### STORED RECORDS
#####

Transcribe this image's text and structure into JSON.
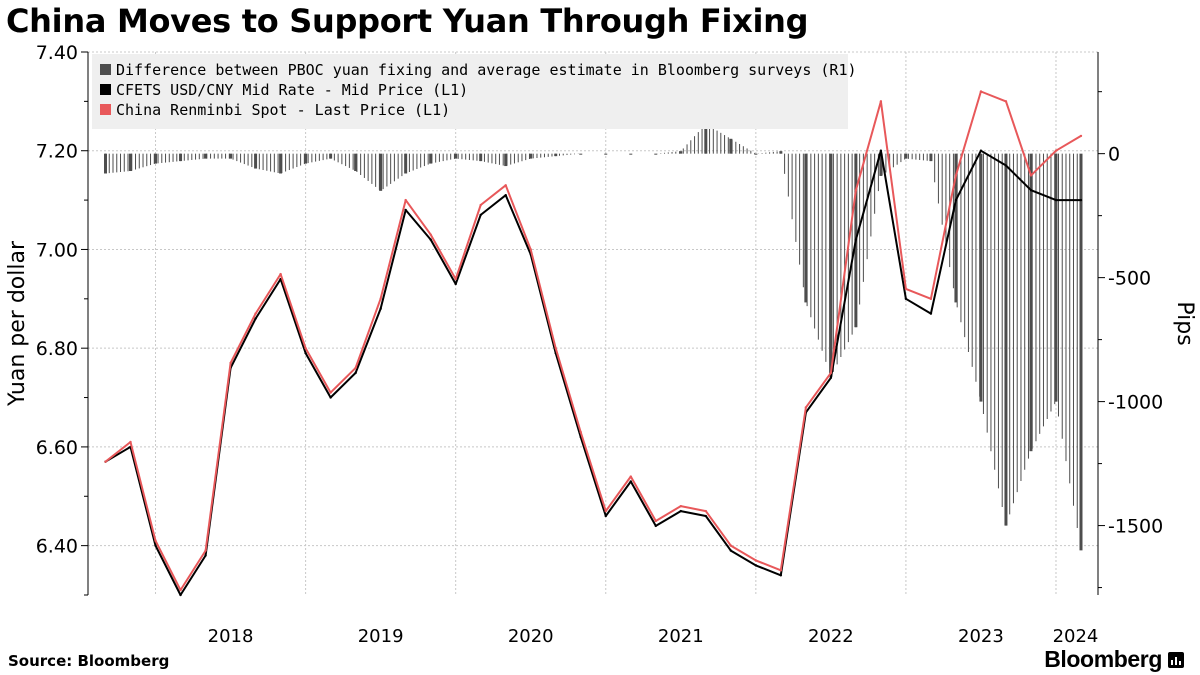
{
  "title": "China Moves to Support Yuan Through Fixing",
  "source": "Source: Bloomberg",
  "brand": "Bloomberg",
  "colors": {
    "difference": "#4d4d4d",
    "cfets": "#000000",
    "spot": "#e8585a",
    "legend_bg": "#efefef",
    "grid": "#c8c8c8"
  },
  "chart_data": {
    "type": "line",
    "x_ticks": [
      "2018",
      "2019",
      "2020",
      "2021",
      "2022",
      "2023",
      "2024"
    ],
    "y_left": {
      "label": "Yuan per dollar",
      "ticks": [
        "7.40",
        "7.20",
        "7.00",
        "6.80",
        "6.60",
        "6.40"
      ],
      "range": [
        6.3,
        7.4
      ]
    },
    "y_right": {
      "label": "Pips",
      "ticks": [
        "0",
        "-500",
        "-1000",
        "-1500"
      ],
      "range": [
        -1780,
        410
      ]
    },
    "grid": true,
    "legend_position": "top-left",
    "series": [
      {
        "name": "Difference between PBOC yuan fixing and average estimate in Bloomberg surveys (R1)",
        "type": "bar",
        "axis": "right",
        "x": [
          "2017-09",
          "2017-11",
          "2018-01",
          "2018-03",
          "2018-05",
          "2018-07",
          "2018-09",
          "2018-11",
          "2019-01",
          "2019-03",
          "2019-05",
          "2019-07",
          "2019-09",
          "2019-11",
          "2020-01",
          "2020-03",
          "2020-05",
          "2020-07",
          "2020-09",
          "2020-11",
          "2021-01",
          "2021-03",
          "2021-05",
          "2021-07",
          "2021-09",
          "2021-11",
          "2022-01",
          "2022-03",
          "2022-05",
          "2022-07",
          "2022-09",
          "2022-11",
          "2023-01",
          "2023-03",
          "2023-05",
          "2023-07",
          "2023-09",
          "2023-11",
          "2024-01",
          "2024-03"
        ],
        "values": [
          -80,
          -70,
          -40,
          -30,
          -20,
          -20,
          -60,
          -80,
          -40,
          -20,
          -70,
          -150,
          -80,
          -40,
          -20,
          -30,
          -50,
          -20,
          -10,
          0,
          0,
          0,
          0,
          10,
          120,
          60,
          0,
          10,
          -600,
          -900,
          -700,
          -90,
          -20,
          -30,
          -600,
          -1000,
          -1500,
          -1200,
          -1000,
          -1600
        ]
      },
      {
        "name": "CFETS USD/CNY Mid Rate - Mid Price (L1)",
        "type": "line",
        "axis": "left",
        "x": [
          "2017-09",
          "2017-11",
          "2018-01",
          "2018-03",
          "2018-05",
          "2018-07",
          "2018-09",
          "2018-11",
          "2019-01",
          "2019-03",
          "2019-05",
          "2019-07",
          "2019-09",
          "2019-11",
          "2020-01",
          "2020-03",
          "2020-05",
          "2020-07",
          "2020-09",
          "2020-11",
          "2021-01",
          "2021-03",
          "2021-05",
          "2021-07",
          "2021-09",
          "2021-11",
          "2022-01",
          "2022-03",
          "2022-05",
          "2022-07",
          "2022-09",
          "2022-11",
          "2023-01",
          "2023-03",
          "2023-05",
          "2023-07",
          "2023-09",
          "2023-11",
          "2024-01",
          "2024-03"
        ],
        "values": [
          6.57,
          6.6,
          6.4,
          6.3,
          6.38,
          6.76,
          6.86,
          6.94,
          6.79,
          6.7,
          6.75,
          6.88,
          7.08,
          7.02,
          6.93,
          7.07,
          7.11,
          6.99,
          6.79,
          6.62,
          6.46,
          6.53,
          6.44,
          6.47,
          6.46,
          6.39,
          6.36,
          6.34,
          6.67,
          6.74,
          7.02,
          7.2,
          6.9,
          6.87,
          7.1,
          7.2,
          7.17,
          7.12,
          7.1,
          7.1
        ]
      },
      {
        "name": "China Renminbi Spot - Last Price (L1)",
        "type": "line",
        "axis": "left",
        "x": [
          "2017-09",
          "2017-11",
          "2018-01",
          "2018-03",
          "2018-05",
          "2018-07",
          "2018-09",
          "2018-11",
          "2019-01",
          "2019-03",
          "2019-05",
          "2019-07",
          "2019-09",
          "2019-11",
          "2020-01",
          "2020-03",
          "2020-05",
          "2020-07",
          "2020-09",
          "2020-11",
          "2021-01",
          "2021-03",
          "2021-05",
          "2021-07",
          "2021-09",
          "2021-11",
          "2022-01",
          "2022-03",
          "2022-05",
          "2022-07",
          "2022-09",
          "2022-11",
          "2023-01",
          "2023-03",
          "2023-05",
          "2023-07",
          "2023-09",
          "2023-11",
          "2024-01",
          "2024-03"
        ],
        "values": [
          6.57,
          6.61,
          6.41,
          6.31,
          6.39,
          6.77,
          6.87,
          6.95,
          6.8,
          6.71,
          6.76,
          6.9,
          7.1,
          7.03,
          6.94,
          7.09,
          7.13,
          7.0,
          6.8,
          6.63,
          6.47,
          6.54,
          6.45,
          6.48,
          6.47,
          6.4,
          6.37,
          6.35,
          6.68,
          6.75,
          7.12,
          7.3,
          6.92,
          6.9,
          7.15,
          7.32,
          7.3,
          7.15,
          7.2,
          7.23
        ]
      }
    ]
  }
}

#####

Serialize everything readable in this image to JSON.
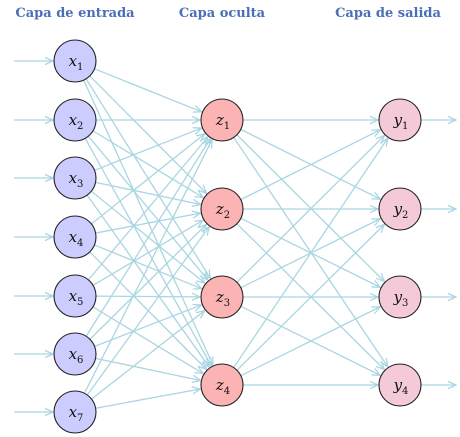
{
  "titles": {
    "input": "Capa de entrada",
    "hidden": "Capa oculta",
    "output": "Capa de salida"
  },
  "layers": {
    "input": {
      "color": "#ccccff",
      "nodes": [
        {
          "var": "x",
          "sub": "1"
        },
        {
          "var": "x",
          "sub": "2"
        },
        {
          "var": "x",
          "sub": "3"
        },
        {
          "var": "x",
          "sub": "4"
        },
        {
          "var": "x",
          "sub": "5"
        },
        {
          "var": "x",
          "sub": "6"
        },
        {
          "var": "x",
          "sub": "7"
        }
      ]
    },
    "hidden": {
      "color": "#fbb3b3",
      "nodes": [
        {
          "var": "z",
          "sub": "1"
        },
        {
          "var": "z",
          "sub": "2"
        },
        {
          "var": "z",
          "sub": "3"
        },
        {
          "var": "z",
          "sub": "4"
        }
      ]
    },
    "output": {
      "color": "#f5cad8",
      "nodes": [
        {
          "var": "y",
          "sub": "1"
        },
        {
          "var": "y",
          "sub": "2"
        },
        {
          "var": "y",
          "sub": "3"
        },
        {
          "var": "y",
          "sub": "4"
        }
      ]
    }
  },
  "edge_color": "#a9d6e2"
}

#####

### PROBLEM TO WORK ON
Display every line of the listing that contains the string "JSON".

### FINAL RESULT
Transcribe this image's text and structure into JSON.
Serialize everything readable in this image to JSON.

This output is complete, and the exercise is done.